• [THE RECORDS]:

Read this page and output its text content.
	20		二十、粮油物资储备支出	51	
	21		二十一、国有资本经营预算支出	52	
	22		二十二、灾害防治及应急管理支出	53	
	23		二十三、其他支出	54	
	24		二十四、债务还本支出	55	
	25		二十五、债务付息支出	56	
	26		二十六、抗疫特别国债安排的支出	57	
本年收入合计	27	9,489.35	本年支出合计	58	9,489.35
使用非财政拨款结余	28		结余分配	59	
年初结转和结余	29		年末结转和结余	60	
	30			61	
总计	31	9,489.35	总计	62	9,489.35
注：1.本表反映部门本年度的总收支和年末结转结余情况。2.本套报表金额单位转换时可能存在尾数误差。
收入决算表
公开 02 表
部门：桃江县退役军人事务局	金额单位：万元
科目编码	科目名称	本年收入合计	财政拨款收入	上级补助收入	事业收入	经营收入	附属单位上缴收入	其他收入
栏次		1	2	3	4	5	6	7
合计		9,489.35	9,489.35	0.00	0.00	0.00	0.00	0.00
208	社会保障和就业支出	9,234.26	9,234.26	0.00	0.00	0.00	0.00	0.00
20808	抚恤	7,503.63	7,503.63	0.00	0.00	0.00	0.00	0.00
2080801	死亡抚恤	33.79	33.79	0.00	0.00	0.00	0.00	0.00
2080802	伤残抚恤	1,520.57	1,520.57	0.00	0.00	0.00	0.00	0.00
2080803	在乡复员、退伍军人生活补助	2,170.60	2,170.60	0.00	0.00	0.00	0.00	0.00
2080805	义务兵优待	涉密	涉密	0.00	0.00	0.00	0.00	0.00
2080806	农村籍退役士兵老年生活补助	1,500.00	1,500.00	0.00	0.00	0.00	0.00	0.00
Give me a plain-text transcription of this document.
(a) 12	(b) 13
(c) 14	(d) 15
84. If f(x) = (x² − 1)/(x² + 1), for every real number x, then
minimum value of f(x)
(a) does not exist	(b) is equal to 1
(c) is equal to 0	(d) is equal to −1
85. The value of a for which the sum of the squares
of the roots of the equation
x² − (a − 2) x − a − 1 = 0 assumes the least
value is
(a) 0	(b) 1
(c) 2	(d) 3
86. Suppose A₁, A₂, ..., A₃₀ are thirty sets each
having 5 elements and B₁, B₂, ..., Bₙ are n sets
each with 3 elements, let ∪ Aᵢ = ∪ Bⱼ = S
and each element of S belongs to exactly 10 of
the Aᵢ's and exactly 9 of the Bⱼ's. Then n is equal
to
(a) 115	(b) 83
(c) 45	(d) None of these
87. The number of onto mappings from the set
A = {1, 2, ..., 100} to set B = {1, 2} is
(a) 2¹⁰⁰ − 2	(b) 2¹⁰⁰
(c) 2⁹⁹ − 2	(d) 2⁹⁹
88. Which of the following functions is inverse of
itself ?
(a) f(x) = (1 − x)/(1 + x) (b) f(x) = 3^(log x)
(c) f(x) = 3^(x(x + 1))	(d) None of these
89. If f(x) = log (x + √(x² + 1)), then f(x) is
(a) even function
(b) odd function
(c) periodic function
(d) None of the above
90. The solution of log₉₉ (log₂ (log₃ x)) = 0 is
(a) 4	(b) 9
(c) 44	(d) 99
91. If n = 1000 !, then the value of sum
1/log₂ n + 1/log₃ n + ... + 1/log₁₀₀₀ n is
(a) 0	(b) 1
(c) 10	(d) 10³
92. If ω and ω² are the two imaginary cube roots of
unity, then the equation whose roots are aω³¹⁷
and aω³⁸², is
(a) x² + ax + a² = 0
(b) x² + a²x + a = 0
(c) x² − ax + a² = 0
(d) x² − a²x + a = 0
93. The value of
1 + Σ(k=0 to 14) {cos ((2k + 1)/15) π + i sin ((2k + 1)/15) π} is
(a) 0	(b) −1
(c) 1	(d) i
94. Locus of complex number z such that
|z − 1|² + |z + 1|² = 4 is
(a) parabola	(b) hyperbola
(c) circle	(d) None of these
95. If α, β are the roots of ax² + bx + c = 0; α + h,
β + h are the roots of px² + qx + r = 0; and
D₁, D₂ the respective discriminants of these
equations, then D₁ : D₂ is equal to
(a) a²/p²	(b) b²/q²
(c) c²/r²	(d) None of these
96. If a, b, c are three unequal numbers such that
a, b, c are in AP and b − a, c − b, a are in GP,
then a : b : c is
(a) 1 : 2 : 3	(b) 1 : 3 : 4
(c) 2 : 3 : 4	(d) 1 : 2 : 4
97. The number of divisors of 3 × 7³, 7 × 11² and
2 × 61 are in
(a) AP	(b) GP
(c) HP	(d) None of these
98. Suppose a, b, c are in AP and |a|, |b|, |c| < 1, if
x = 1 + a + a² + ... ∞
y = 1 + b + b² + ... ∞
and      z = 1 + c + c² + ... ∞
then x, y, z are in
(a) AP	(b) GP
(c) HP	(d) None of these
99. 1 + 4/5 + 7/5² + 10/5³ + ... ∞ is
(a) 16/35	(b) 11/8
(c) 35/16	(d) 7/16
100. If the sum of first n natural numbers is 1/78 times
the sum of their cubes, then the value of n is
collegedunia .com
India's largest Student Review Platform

• [WHAT IS ASKED]: From the data, pick out every line that includes "such".

• [SOLVED PROBLEM]:
94. Locus of complex number z such that
96. If a, b, c are three unequal numbers such that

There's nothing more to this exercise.